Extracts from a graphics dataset
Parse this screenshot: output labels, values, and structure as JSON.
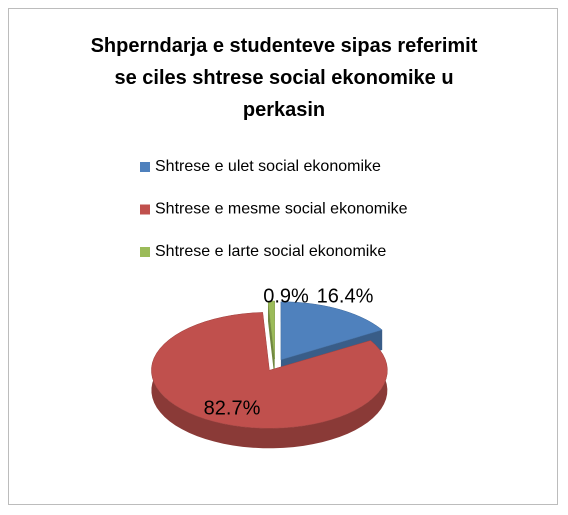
{
  "chart_data": {
    "type": "pie",
    "title": "Shperndarja e studenteve sipas referimit se ciles shtrese social ekonomike u perkasin",
    "categories": [
      "Shtrese e ulet social ekonomike",
      "Shtrese e mesme social ekonomike",
      "Shtrese e larte social ekonomike"
    ],
    "values": [
      16.4,
      82.7,
      0.9
    ],
    "value_labels": [
      "16.4%",
      "82.7%",
      "0.9%"
    ],
    "colors": [
      "#4f81bd",
      "#c0504d",
      "#9bbb59"
    ],
    "legend": "top"
  }
}
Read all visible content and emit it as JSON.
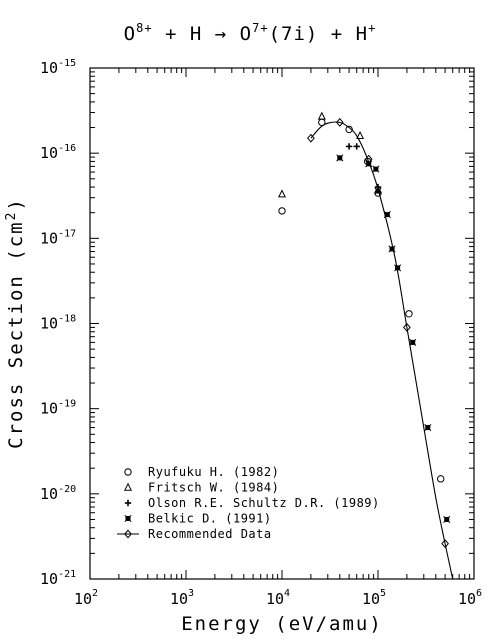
{
  "title": {
    "base1": "O",
    "sup1": "8+",
    "mid1": " + H → ",
    "base2": "O",
    "sup2": "7+",
    "mid2": "(7i) + H",
    "sup3": "+"
  },
  "xaxis": {
    "label": "Energy (eV/amu)"
  },
  "yaxis": {
    "label_pre": "Cross Section (cm",
    "label_sup": "2",
    "label_post": ")"
  },
  "chart_data": {
    "type": "scatter",
    "xscale": "log",
    "yscale": "log",
    "xlim": [
      100,
      1000000
    ],
    "ylim": [
      1e-21,
      1e-15
    ],
    "xticks": [
      {
        "base": "10",
        "exp": "2",
        "value": 100
      },
      {
        "base": "10",
        "exp": "3",
        "value": 1000
      },
      {
        "base": "10",
        "exp": "4",
        "value": 10000
      },
      {
        "base": "10",
        "exp": "5",
        "value": 100000
      },
      {
        "base": "10",
        "exp": "6",
        "value": 1000000
      }
    ],
    "yticks": [
      {
        "base": "10",
        "exp": "-15",
        "value": 1e-15
      },
      {
        "base": "10",
        "exp": "-16",
        "value": 1e-16
      },
      {
        "base": "10",
        "exp": "-17",
        "value": 1e-17
      },
      {
        "base": "10",
        "exp": "-18",
        "value": 1e-18
      },
      {
        "base": "10",
        "exp": "-19",
        "value": 1e-19
      },
      {
        "base": "10",
        "exp": "-20",
        "value": 1e-20
      },
      {
        "base": "10",
        "exp": "-21",
        "value": 1e-21
      }
    ],
    "legend_position": "bottom-left",
    "series": [
      {
        "name": "Ryufuku H. (1982)",
        "marker": "circle",
        "points": [
          {
            "x": 10000,
            "y": 2.1e-17
          },
          {
            "x": 26000,
            "y": 2.3e-16
          },
          {
            "x": 50000,
            "y": 1.9e-16
          },
          {
            "x": 78000,
            "y": 8e-17
          },
          {
            "x": 100000,
            "y": 3.4e-17
          },
          {
            "x": 210000,
            "y": 1.3e-18
          },
          {
            "x": 450000,
            "y": 1.5e-20
          }
        ]
      },
      {
        "name": "Fritsch W. (1984)",
        "marker": "triangle",
        "points": [
          {
            "x": 10000,
            "y": 3.3e-17
          },
          {
            "x": 26000,
            "y": 2.7e-16
          },
          {
            "x": 65000,
            "y": 1.6e-16
          }
        ]
      },
      {
        "name": "Olson R.E. Schultz D.R. (1989)",
        "marker": "plus",
        "points": [
          {
            "x": 50000,
            "y": 1.2e-16
          },
          {
            "x": 60000,
            "y": 1.2e-16
          },
          {
            "x": 100000,
            "y": 4e-17
          }
        ]
      },
      {
        "name": "Belkic D. (1991)",
        "marker": "star",
        "points": [
          {
            "x": 40000,
            "y": 8.8e-17
          },
          {
            "x": 80000,
            "y": 7.5e-17
          },
          {
            "x": 95000,
            "y": 6.5e-17
          },
          {
            "x": 100000,
            "y": 3.6e-17
          },
          {
            "x": 125000,
            "y": 1.9e-17
          },
          {
            "x": 140000,
            "y": 7.5e-18
          },
          {
            "x": 160000,
            "y": 4.5e-18
          },
          {
            "x": 230000,
            "y": 6e-19
          },
          {
            "x": 330000,
            "y": 6e-20
          },
          {
            "x": 520000,
            "y": 5e-21
          }
        ]
      },
      {
        "name": "Recommended Data",
        "marker": "diamond",
        "line": true,
        "points": [
          {
            "x": 20000,
            "y": 1.5e-16
          },
          {
            "x": 25000,
            "y": 2e-16
          },
          {
            "x": 30000,
            "y": 2.25e-16
          },
          {
            "x": 40000,
            "y": 2.3e-16
          },
          {
            "x": 50000,
            "y": 2e-16
          },
          {
            "x": 60000,
            "y": 1.6e-16
          },
          {
            "x": 75000,
            "y": 9.5e-17
          },
          {
            "x": 100000,
            "y": 3.8e-17
          },
          {
            "x": 150000,
            "y": 6e-18
          },
          {
            "x": 200000,
            "y": 9e-19
          },
          {
            "x": 300000,
            "y": 6e-20
          },
          {
            "x": 400000,
            "y": 9e-21
          },
          {
            "x": 500000,
            "y": 2.6e-21
          },
          {
            "x": 600000,
            "y": 1e-21
          }
        ],
        "marker_points": [
          {
            "x": 20000,
            "y": 1.5e-16
          },
          {
            "x": 40000,
            "y": 2.3e-16
          },
          {
            "x": 80000,
            "y": 8.5e-17
          },
          {
            "x": 200000,
            "y": 9e-19
          },
          {
            "x": 500000,
            "y": 2.6e-21
          }
        ]
      }
    ]
  }
}
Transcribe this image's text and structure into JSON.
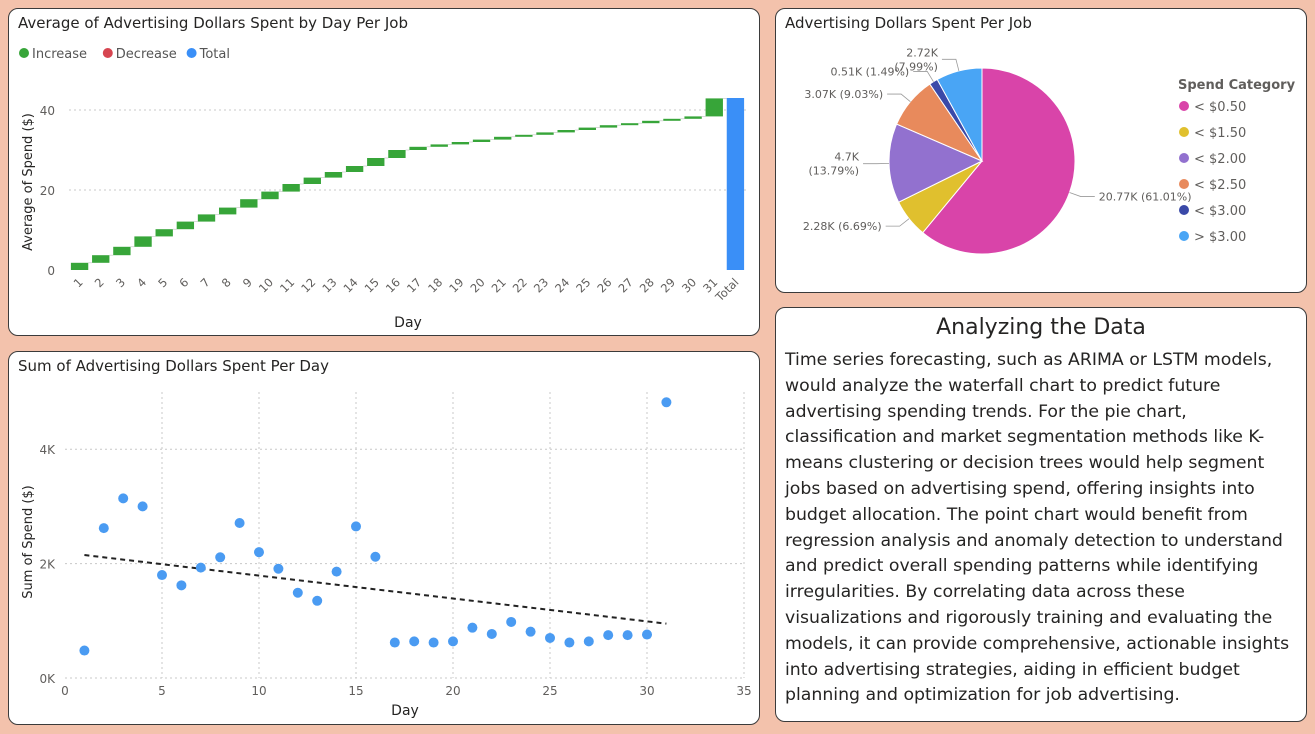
{
  "waterfall": {
    "title": "Average of Advertising Dollars Spent by Day Per Job",
    "legend": [
      {
        "label": "Increase",
        "color": "#37a539"
      },
      {
        "label": "Decrease",
        "color": "#d64550"
      },
      {
        "label": "Total",
        "color": "#3a8ff7"
      }
    ],
    "chart_data": {
      "type": "bar",
      "subtype": "waterfall",
      "categories": [
        "1",
        "2",
        "3",
        "4",
        "5",
        "6",
        "7",
        "8",
        "9",
        "10",
        "11",
        "12",
        "13",
        "14",
        "15",
        "16",
        "17",
        "18",
        "19",
        "20",
        "21",
        "22",
        "23",
        "24",
        "25",
        "26",
        "27",
        "28",
        "29",
        "30",
        "31",
        "Total"
      ],
      "cumulative_end": [
        1.8,
        3.7,
        5.8,
        8.4,
        10.2,
        12.1,
        13.9,
        15.6,
        17.7,
        19.6,
        21.5,
        23.1,
        24.5,
        26.0,
        28.0,
        30.0,
        30.8,
        31.4,
        32.0,
        32.6,
        33.3,
        33.8,
        34.4,
        35.0,
        35.6,
        36.2,
        36.7,
        37.3,
        37.8,
        38.4,
        42.9
      ],
      "total": 43.0,
      "xlabel": "Day",
      "ylabel": "Average of Spend ($)",
      "ylim": [
        0,
        44
      ],
      "yticks": [
        "0",
        "20",
        "40"
      ],
      "grid": "horizontal-dotted",
      "legend_position": "top-left"
    }
  },
  "pie": {
    "title": "Advertising Dollars Spent Per Job",
    "legend_title": "Spend Category",
    "chart_data": {
      "type": "pie",
      "slices": [
        {
          "category": "< $0.50",
          "value": 20.77,
          "label": "20.77K (61.01%)",
          "color": "#d944a9"
        },
        {
          "category": "< $1.50",
          "value": 2.28,
          "label": "2.28K (6.69%)",
          "color": "#e0c02e"
        },
        {
          "category": "< $2.00",
          "value": 4.7,
          "label": "4.7K\n(13.79%)",
          "color": "#9271cf"
        },
        {
          "category": "< $2.50",
          "value": 3.07,
          "label": "3.07K (9.03%)",
          "color": "#e88a5c"
        },
        {
          "category": "< $3.00",
          "value": 0.51,
          "label": "0.51K (1.49%)",
          "color": "#3a49a8"
        },
        {
          "category": "> $3.00",
          "value": 2.72,
          "label": "2.72K\n(7.99%)",
          "color": "#49a5f5"
        }
      ],
      "legend_position": "right"
    }
  },
  "scatter": {
    "title": "Sum of Advertising Dollars Spent Per Day",
    "chart_data": {
      "type": "scatter",
      "x": [
        1,
        2,
        3,
        4,
        5,
        6,
        7,
        8,
        9,
        10,
        11,
        12,
        13,
        14,
        15,
        16,
        17,
        18,
        19,
        20,
        21,
        22,
        23,
        24,
        25,
        26,
        27,
        28,
        29,
        30,
        31
      ],
      "y": [
        480,
        2620,
        3140,
        3000,
        1800,
        1620,
        1930,
        2110,
        2710,
        2200,
        1910,
        1490,
        1350,
        1860,
        2650,
        2120,
        620,
        640,
        620,
        640,
        880,
        770,
        980,
        810,
        700,
        620,
        640,
        750,
        750,
        760,
        4820
      ],
      "trendline": {
        "x": [
          1,
          31
        ],
        "y": [
          2150,
          950
        ],
        "style": "dashed"
      },
      "xlabel": "Day",
      "ylabel": "Sum of Spend ($)",
      "xlim": [
        0,
        35
      ],
      "ylim": [
        0,
        5000
      ],
      "xticks": [
        0,
        5,
        10,
        15,
        20,
        25,
        30,
        35
      ],
      "yticks": [
        {
          "v": 0,
          "label": "0K"
        },
        {
          "v": 2000,
          "label": "2K"
        },
        {
          "v": 4000,
          "label": "4K"
        }
      ],
      "point_color": "#4a9bf2",
      "grid": "dotted"
    }
  },
  "analysis": {
    "heading": "Analyzing the Data",
    "body": "Time series forecasting, such as ARIMA or LSTM models, would analyze the waterfall chart to predict future advertising spending trends. For the pie chart, classification and market segmentation methods like K-means clustering or decision trees would help segment jobs based on advertising spend, offering insights into budget allocation. The point chart would benefit from regression analysis and anomaly detection to understand and predict overall spending patterns while identifying irregularities. By correlating data across these visualizations and rigorously training and evaluating the models, it can provide comprehensive, actionable insights into advertising strategies, aiding in efficient budget planning and optimization for job advertising."
  }
}
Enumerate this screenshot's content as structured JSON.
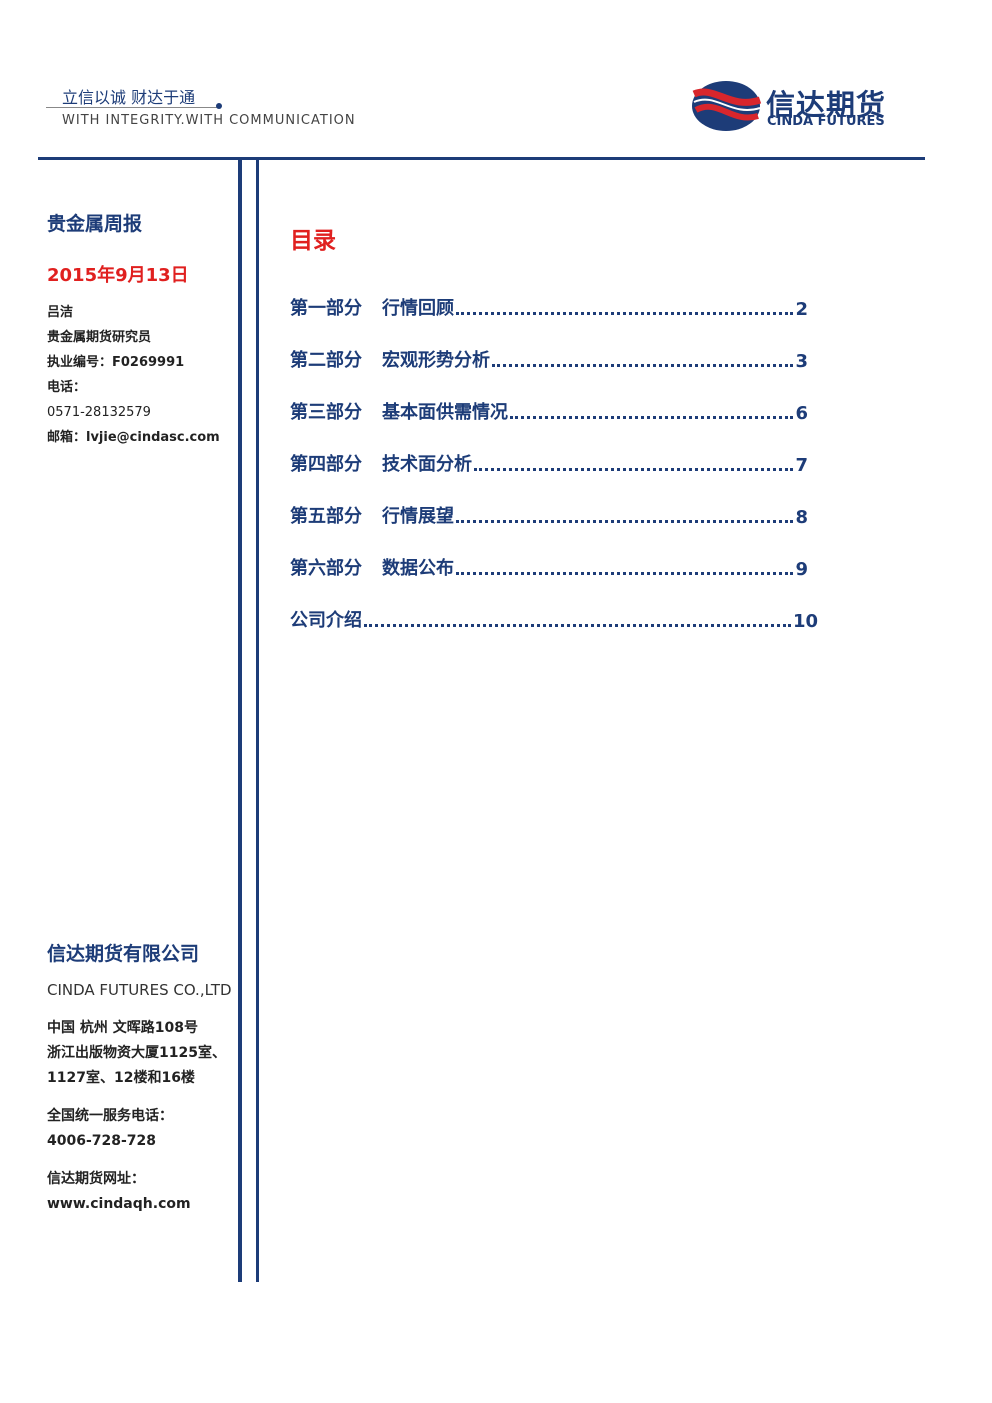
{
  "header": {
    "slogan": "立信以诚  财达于通",
    "slogan_en": "WITH INTEGRITY.WITH COMMUNICATION",
    "logo_cn": "信达期货",
    "logo_en": "CINDA FUTURES"
  },
  "sidebar": {
    "report_title": "贵金属周报",
    "date": "2015年9月13日",
    "author": [
      "吕洁",
      "贵金属期货研究员",
      "执业编号：F0269991",
      "电话：",
      "0571-28132579",
      "邮箱：lvjie@cindasc.com"
    ],
    "company": "信达期货有限公司",
    "company_en": "CINDA FUTURES CO.,LTD",
    "address": [
      "中国 杭州 文晖路108号",
      "浙江出版物资大厦1125室、",
      "1127室、12楼和16楼"
    ],
    "hotline_label": "全国统一服务电话：",
    "hotline": "4006-728-728",
    "website_label": "信达期货网址：",
    "website": "www.cindaqh.com"
  },
  "toc": {
    "title": "目录",
    "entries": [
      {
        "section": "第一部分",
        "title": "行情回顾",
        "page": 2
      },
      {
        "section": "第二部分",
        "title": "宏观形势分析",
        "page": 3
      },
      {
        "section": "第三部分",
        "title": "基本面供需情况",
        "page": 6
      },
      {
        "section": "第四部分",
        "title": "技术面分析",
        "page": 7
      },
      {
        "section": "第五部分",
        "title": "行情展望",
        "page": 8
      },
      {
        "section": "第六部分",
        "title": "数据公布",
        "page": 9
      },
      {
        "title": "公司介绍",
        "page": 10
      }
    ]
  }
}
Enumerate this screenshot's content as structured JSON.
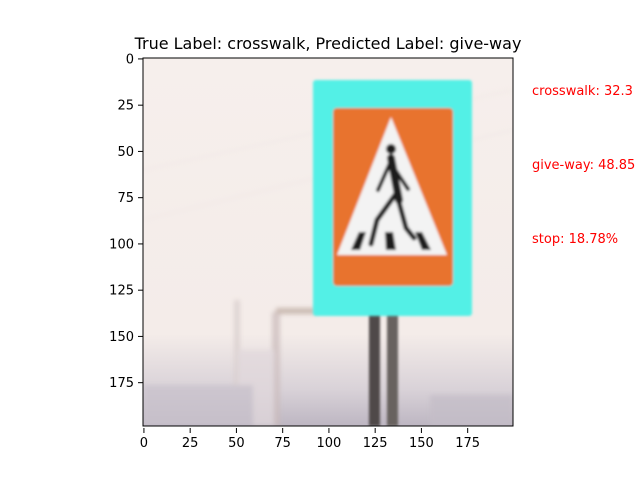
{
  "chart_data": {
    "type": "image",
    "title": "True Label: crosswalk, Predicted Label: give-way",
    "xlim": [
      0,
      199
    ],
    "ylim": [
      199,
      0
    ],
    "xticks": [
      0,
      25,
      50,
      75,
      100,
      125,
      150,
      175
    ],
    "yticks": [
      0,
      25,
      50,
      75,
      100,
      125,
      150,
      175
    ],
    "annotations": [
      "crosswalk: 32.3",
      "give-way: 48.85",
      "stop: 18.78%"
    ],
    "annotation_color": "#ff0000",
    "sign_colors": {
      "frame": "#53f0e6",
      "board": "#e8732e",
      "triangle": "#f3f3f3",
      "figure": "#1a1a1a"
    }
  }
}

» **WHAT IS REQUIRED**
Locate the word "Dollars" in the entries, and copy every line where it is found.

» **COMPLETED EXERCISE**
    "title": "Average of Advertising Dollars Spent by Day Per Job",
    "title": "Advertising Dollars Spent Per Job",
    "title": "Sum of Advertising Dollars Spent Per Day",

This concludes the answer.